▶ _WORK TO BE COMPLETED_: Rewrite the lines below, replacing each "Installment Fee" with "Installment Charge" and changing nothing else.

▶ _EXCERPTED DATA_:
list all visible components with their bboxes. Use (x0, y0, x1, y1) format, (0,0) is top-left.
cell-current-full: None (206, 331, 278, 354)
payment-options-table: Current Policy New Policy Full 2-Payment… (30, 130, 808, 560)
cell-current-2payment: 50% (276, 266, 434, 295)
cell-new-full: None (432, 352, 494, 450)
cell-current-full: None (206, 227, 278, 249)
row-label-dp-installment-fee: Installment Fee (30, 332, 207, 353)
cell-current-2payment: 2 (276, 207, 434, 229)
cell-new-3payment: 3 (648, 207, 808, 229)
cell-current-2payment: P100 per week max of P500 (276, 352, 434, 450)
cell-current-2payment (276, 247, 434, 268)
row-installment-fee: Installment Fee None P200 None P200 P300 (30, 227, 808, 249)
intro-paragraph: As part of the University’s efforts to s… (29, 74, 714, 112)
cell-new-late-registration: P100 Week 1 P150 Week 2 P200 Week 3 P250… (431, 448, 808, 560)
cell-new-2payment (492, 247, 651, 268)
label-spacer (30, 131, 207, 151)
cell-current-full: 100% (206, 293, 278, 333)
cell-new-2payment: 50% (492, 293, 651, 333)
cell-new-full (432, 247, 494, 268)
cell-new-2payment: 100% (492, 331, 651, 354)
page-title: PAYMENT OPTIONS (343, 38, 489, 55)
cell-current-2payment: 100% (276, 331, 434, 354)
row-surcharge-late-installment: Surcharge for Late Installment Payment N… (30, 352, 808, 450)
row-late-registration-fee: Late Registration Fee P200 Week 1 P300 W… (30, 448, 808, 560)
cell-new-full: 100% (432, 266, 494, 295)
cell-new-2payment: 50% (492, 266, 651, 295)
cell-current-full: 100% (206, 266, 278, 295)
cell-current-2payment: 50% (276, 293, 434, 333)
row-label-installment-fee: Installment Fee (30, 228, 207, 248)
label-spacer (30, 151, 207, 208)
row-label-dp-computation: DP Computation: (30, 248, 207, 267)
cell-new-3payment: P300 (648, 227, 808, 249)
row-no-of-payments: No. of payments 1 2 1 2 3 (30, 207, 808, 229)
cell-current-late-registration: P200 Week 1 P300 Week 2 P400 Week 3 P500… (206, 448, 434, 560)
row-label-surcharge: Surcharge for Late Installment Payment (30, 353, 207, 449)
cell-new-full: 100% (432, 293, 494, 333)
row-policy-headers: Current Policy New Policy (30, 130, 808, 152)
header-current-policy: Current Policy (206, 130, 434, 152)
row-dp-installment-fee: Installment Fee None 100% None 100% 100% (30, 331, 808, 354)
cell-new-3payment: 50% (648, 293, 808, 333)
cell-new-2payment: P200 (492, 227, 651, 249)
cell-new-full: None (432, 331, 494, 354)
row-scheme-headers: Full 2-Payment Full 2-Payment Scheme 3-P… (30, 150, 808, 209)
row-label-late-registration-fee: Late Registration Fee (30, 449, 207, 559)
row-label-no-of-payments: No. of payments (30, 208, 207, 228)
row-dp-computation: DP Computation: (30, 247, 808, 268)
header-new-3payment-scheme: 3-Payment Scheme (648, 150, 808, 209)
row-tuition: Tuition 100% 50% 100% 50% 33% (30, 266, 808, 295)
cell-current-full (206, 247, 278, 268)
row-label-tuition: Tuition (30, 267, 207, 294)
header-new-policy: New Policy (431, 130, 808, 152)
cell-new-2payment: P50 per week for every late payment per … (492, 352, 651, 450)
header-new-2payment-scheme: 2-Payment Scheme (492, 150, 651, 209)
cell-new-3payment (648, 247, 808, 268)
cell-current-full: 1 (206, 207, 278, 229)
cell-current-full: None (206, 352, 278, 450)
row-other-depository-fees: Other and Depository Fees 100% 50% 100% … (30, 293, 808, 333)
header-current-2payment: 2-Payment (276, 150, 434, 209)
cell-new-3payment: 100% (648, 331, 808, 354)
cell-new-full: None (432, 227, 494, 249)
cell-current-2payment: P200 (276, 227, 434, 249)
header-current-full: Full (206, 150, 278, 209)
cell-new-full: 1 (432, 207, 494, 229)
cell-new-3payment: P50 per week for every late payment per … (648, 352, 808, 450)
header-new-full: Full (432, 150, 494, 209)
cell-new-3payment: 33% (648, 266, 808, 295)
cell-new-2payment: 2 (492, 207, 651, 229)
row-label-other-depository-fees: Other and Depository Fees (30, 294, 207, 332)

▶ _EXERCISE ANSWER_:
list all visible components with their bboxes. Use (x0, y0, x1, y1) format, (0,0) is top-left.
cell-current-full: None (206, 331, 278, 354)
payment-options-table: Current Policy New Policy Full 2-Payment… (30, 130, 808, 560)
cell-current-2payment: 50% (276, 266, 434, 295)
cell-new-full: None (432, 352, 494, 450)
cell-current-full: None (206, 227, 278, 249)
row-label-dp-installment-fee: Installment Charge (30, 332, 207, 353)
cell-current-2payment: 2 (276, 207, 434, 229)
cell-new-3payment: 3 (648, 207, 808, 229)
cell-current-2payment: P100 per week max of P500 (276, 352, 434, 450)
cell-current-2payment (276, 247, 434, 268)
row-installment-fee: Installment Charge None P200 None P200 P300 (30, 227, 808, 249)
intro-paragraph: As part of the University’s efforts to s… (29, 74, 714, 112)
cell-new-late-registration: P100 Week 1 P150 Week 2 P200 Week 3 P250… (431, 448, 808, 560)
cell-new-2payment (492, 247, 651, 268)
label-spacer (30, 131, 207, 151)
cell-current-full: 100% (206, 293, 278, 333)
cell-new-2payment: 50% (492, 293, 651, 333)
cell-new-full (432, 247, 494, 268)
cell-new-2payment: 100% (492, 331, 651, 354)
page-title: PAYMENT OPTIONS (343, 38, 489, 55)
cell-current-2payment: 100% (276, 331, 434, 354)
row-surcharge-late-installment: Surcharge for Late Installment Payment N… (30, 352, 808, 450)
row-late-registration-fee: Late Registration Fee P200 Week 1 P300 W… (30, 448, 808, 560)
cell-new-full: 100% (432, 266, 494, 295)
cell-new-2payment: 50% (492, 266, 651, 295)
cell-current-full: 100% (206, 266, 278, 295)
cell-current-2payment: 50% (276, 293, 434, 333)
row-label-installment-fee: Installment Charge (30, 228, 207, 248)
label-spacer (30, 151, 207, 208)
row-label-dp-computation: DP Computation: (30, 248, 207, 267)
cell-new-3payment: P300 (648, 227, 808, 249)
row-no-of-payments: No. of payments 1 2 1 2 3 (30, 207, 808, 229)
cell-current-late-registration: P200 Week 1 P300 Week 2 P400 Week 3 P500… (206, 448, 434, 560)
row-label-surcharge: Surcharge for Late Installment Payment (30, 353, 207, 449)
cell-new-full: 100% (432, 293, 494, 333)
row-policy-headers: Current Policy New Policy (30, 130, 808, 152)
header-current-policy: Current Policy (206, 130, 434, 152)
row-dp-installment-fee: Installment Charge None 100% None 100% 100% (30, 331, 808, 354)
cell-new-3payment: 50% (648, 293, 808, 333)
cell-new-2payment: P200 (492, 227, 651, 249)
cell-new-full: None (432, 331, 494, 354)
row-scheme-headers: Full 2-Payment Full 2-Payment Scheme 3-P… (30, 150, 808, 209)
row-label-late-registration-fee: Late Registration Fee (30, 449, 207, 559)
row-label-no-of-payments: No. of payments (30, 208, 207, 228)
row-dp-computation: DP Computation: (30, 247, 808, 268)
header-new-3payment-scheme: 3-Payment Scheme (648, 150, 808, 209)
row-tuition: Tuition 100% 50% 100% 50% 33% (30, 266, 808, 295)
cell-current-full (206, 247, 278, 268)
row-label-tuition: Tuition (30, 267, 207, 294)
header-new-policy: New Policy (431, 130, 808, 152)
cell-new-2payment: P50 per week for every late payment per … (492, 352, 651, 450)
header-new-2payment-scheme: 2-Payment Scheme (492, 150, 651, 209)
cell-new-3payment (648, 247, 808, 268)
cell-current-full: 1 (206, 207, 278, 229)
cell-current-full: None (206, 352, 278, 450)
row-other-depository-fees: Other and Depository Fees 100% 50% 100% … (30, 293, 808, 333)
header-current-2payment: 2-Payment (276, 150, 434, 209)
cell-new-3payment: 100% (648, 331, 808, 354)
cell-new-full: None (432, 227, 494, 249)
cell-current-2payment: P200 (276, 227, 434, 249)
header-current-full: Full (206, 150, 278, 209)
cell-new-full: 1 (432, 207, 494, 229)
cell-new-3payment: P50 per week for every late payment per … (648, 352, 808, 450)
header-new-full: Full (432, 150, 494, 209)
cell-new-3payment: 33% (648, 266, 808, 295)
cell-new-2payment: 2 (492, 207, 651, 229)
row-label-other-depository-fees: Other and Depository Fees (30, 294, 207, 332)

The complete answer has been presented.